**Short exercise:**
Extract the data exactly, missing nothing.
** begin Given data **
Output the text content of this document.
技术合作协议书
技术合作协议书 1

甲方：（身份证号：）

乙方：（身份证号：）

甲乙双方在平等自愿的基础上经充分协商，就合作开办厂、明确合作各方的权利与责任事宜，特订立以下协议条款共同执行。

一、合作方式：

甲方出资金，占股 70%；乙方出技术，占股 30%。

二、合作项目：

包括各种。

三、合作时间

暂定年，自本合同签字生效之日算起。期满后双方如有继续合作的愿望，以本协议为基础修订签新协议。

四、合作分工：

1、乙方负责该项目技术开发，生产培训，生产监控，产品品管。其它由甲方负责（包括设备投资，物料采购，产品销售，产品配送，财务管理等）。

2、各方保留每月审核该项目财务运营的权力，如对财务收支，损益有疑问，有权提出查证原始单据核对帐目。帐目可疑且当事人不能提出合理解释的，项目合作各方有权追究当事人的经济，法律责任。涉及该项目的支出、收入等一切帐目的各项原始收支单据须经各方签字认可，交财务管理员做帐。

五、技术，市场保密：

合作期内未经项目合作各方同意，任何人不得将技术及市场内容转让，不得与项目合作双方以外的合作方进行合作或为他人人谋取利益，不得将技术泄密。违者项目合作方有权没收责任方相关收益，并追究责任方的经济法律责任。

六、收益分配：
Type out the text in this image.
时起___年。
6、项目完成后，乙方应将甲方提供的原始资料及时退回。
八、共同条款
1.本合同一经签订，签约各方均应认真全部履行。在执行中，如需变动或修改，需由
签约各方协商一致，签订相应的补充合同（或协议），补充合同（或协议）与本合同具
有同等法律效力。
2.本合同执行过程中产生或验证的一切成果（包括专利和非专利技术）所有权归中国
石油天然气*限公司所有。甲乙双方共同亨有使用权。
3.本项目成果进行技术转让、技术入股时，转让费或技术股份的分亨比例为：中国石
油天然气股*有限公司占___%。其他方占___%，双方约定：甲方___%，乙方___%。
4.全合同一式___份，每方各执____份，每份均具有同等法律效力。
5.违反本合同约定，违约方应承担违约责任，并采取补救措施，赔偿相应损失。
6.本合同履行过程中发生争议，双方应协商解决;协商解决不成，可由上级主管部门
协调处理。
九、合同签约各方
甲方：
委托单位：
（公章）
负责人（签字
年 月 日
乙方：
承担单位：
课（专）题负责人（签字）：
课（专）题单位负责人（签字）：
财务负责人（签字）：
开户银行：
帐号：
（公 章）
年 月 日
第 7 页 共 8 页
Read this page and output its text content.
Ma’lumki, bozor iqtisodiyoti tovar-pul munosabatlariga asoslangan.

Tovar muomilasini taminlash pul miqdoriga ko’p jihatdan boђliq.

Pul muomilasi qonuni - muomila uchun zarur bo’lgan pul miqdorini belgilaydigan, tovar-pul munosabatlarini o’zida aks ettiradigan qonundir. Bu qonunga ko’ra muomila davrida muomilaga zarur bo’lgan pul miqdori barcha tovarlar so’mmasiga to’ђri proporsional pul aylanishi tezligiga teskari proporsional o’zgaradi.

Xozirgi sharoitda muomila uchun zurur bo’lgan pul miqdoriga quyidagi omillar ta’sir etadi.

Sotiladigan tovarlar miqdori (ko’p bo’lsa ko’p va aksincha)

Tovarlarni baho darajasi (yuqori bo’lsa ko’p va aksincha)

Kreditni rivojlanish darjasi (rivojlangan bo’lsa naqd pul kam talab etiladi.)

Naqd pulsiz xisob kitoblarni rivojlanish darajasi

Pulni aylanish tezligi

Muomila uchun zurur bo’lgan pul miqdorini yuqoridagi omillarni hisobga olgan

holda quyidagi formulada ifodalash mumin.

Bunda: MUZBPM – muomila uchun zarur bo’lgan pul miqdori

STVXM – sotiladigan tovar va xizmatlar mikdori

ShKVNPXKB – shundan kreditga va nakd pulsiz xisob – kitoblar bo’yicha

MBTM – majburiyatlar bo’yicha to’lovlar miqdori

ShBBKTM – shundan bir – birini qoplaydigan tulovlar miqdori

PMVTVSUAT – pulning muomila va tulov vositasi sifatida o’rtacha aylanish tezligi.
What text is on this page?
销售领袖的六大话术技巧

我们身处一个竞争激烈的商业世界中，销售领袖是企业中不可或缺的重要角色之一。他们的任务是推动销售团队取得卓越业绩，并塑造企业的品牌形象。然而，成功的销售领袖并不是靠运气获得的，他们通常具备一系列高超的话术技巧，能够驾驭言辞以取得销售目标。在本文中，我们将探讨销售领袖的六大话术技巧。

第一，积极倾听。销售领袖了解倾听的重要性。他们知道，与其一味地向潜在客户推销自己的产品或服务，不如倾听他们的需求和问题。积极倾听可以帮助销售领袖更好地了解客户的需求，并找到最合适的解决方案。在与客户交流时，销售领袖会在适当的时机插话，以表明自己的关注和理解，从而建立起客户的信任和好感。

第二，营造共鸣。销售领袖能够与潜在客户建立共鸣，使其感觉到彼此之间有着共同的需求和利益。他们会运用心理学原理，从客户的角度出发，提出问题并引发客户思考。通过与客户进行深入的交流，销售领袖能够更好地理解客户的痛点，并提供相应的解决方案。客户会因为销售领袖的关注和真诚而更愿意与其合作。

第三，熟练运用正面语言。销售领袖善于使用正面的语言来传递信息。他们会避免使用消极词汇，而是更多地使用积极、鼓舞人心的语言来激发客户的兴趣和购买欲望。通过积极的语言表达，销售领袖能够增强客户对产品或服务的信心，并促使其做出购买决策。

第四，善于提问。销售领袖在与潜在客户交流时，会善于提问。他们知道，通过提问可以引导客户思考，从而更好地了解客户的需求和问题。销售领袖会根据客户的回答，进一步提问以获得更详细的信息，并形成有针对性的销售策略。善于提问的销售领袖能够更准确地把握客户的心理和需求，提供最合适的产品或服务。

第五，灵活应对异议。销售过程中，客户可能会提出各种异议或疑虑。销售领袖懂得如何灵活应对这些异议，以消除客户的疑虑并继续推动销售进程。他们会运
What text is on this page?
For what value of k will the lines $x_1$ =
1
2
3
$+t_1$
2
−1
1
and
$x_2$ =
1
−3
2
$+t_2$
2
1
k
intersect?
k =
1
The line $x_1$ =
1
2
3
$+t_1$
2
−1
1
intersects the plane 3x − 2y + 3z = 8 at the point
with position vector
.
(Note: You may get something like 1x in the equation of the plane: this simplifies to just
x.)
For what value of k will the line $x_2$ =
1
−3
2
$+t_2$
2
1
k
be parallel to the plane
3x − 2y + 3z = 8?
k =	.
** end Given data **
**Complete answer:**
Output the text content of this document.
技术合作协议书
技术合作协议书 1

甲方：（身份证号：）

乙方：（身份证号：）

甲乙双方在平等自愿的基础上经充分协商，就合作开办厂、明确合作各方的权利与责任事宜，特订立以下协议条款共同执行。

一、合作方式：

甲方出资金，占股 70%；乙方出技术，占股 30%。

二、合作项目：

包括各种。

三、合作时间

暂定年，自本合同签字生效之日算起。期满后双方如有继续合作的愿望，以本协议为基础修订签新协议。

四、合作分工：

1、乙方负责该项目技术开发，生产培训，生产监控，产品品管。其它由甲方负责（包括设备投资，物料采购，产品销售，产品配送，财务管理等）。

2、各方保留每月审核该项目财务运营的权力，如对财务收支，损益有疑问，有权提出查证原始单据核对帐目。帐目可疑且当事人不能提出合理解释的，项目合作各方有权追究当事人的经济，法律责任。涉及该项目的支出、收入等一切帐目的各项原始收支单据须经各方签字认可，交财务管理员做帐。

五、技术，市场保密：

合作期内未经项目合作各方同意，任何人不得将技术及市场内容转让，不得与项目合作双方以外的合作方进行合作或为他人人谋取利益，不得将技术泄密。违者项目合作方有权没收责任方相关收益，并追究责任方的经济法律责任。

六、收益分配：
Type out the text in this image.
时起___年。
6、项目完成后，乙方应将甲方提供的原始资料及时退回。
八、共同条款
1.本合同一经签订，签约各方均应认真全部履行。在执行中，如需变动或修改，需由
签约各方协商一致，签订相应的补充合同（或协议），补充合同（或协议）与本合同具
有同等法律效力。
2.本合同执行过程中产生或验证的一切成果（包括专利和非专利技术）所有权归中国
石油天然气*限公司所有。甲乙双方共同亨有使用权。
3.本项目成果进行技术转让、技术入股时，转让费或技术股份的分亨比例为：中国石
油天然气股*有限公司占___%。其他方占___%，双方约定：甲方___%，乙方___%。
4.全合同一式___份，每方各执____份，每份均具有同等法律效力。
5.违反本合同约定，违约方应承担违约责任，并采取补救措施，赔偿相应损失。
6.本合同履行过程中发生争议，双方应协商解决;协商解决不成，可由上级主管部门
协调处理。
九、合同签约各方
甲方：
委托单位：
（公章）
负责人（签字
年 月 日
乙方：
承担单位：
课（专）题负责人（签字）：
课（专）题单位负责人（签字）：
财务负责人（签字）：
开户银行：
帐号：
（公 章）
年 月 日
第 7 页 共 8 页
Read this page and output its text content.
Ma’lumki, bozor iqtisodiyoti tovar-pul munosabatlariga asoslangan.

Tovar muomilasini taminlash pul miqdoriga ko’p jihatdan boђliq.

Pul muomilasi qonuni - muomila uchun zarur bo’lgan pul miqdorini belgilaydigan, tovar-pul munosabatlarini o’zida aks ettiradigan qonundir. Bu qonunga ko’ra muomila davrida muomilaga zarur bo’lgan pul miqdori barcha tovarlar so’mmasiga to’ђri proporsional pul aylanishi tezligiga teskari proporsional o’zgaradi.

Xozirgi sharoitda muomila uchun zurur bo’lgan pul miqdoriga quyidagi omillar ta’sir etadi.

Sotiladigan tovarlar miqdori (ko’p bo’lsa ko’p va aksincha)

Tovarlarni baho darajasi (yuqori bo’lsa ko’p va aksincha)

Kreditni rivojlanish darjasi (rivojlangan bo’lsa naqd pul kam talab etiladi.)

Naqd pulsiz xisob kitoblarni rivojlanish darajasi

Pulni aylanish tezligi

Muomila uchun zurur bo’lgan pul miqdorini yuqoridagi omillarni hisobga olgan

holda quyidagi formulada ifodalash mumin.

Bunda: MUZBPM – muomila uchun zarur bo’lgan pul miqdori

STVXM – sotiladigan tovar va xizmatlar mikdori

ShKVNPXKB – shundan kreditga va nakd pulsiz xisob – kitoblar bo’yicha

MBTM – majburiyatlar bo’yicha to’lovlar miqdori

ShBBKTM – shundan bir – birini qoplaydigan tulovlar miqdori

PMVTVSUAT – pulning muomila va tulov vositasi sifatida o’rtacha aylanish tezligi.
What text is on this page?
销售领袖的六大话术技巧

我们身处一个竞争激烈的商业世界中，销售领袖是企业中不可或缺的重要角色之一。他们的任务是推动销售团队取得卓越业绩，并塑造企业的品牌形象。然而，成功的销售领袖并不是靠运气获得的，他们通常具备一系列高超的话术技巧，能够驾驭言辞以取得销售目标。在本文中，我们将探讨销售领袖的六大话术技巧。

第一，积极倾听。销售领袖了解倾听的重要性。他们知道，与其一味地向潜在客户推销自己的产品或服务，不如倾听他们的需求和问题。积极倾听可以帮助销售领袖更好地了解客户的需求，并找到最合适的解决方案。在与客户交流时，销售领袖会在适当的时机插话，以表明自己的关注和理解，从而建立起客户的信任和好感。

第二，营造共鸣。销售领袖能够与潜在客户建立共鸣，使其感觉到彼此之间有着共同的需求和利益。他们会运用心理学原理，从客户的角度出发，提出问题并引发客户思考。通过与客户进行深入的交流，销售领袖能够更好地理解客户的痛点，并提供相应的解决方案。客户会因为销售领袖的关注和真诚而更愿意与其合作。

第三，熟练运用正面语言。销售领袖善于使用正面的语言来传递信息。他们会避免使用消极词汇，而是更多地使用积极、鼓舞人心的语言来激发客户的兴趣和购买欲望。通过积极的语言表达，销售领袖能够增强客户对产品或服务的信心，并促使其做出购买决策。

第四，善于提问。销售领袖在与潜在客户交流时，会善于提问。他们知道，通过提问可以引导客户思考，从而更好地了解客户的需求和问题。销售领袖会根据客户的回答，进一步提问以获得更详细的信息，并形成有针对性的销售策略。善于提问的销售领袖能够更准确地把握客户的心理和需求，提供最合适的产品或服务。

第五，灵活应对异议。销售过程中，客户可能会提出各种异议或疑虑。销售领袖懂得如何灵活应对这些异议，以消除客户的疑虑并继续推动销售进程。他们会运
What text is on this page?
For what value of k will the lines $x_1$ =
1
2
3
$+t_1$
2
−1
1
and
$x_2$ =
1
−3
2
$+t_2$
2
1
k
intersect?
k =
1
The line $x_1$ =
1
2
3
$+t_1$
2
−1
1
intersects the plane 3x − 2y + 3z = 8 at the point
with position vector
.
(Note: You may get something like 1x in the equation of the plane: this simplifies to just
x.)
For what value of k will the line $x_2$ =
1
−3
2
$+t_2$
2
1
k
be parallel to the plane
3x − 2y + 3z = 8?
k =	.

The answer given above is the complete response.